== TASK REQUIREMENTS ==
Within the listing below, locate all lines containing the word "Dashboard". Copy each one.
○ ○ ○ ○
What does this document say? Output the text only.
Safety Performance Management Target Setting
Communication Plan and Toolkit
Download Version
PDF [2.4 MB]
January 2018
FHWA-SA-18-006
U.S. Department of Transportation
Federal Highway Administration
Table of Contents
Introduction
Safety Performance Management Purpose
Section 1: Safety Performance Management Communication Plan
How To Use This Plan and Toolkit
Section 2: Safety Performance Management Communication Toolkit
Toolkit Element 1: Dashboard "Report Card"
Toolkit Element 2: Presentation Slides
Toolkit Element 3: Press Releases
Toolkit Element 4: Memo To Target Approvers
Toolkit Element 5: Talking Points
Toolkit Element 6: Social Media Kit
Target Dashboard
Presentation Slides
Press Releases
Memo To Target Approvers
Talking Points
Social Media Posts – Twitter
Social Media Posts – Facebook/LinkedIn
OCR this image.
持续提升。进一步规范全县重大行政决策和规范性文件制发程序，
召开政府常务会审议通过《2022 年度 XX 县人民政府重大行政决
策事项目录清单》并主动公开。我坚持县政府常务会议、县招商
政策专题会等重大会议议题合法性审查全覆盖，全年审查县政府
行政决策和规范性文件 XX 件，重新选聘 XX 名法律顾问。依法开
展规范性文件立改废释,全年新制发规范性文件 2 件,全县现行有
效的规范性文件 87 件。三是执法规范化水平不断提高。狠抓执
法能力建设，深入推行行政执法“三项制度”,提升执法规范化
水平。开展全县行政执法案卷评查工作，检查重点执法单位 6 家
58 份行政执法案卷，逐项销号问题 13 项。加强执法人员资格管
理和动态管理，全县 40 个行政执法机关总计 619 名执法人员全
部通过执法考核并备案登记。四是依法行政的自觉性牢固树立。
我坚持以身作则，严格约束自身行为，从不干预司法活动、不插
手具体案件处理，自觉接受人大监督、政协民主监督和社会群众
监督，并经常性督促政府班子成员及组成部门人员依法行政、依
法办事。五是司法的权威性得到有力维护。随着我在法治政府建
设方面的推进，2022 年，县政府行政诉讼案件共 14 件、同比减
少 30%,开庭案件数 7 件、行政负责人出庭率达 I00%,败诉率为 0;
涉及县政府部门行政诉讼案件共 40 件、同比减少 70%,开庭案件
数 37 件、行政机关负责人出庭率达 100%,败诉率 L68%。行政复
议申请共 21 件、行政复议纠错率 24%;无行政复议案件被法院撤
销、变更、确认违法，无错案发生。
○ ○ ○ ○
== EXERCISE RESULT ==
Toolkit Element 1: Dashboard "Report Card"
Target Dashboard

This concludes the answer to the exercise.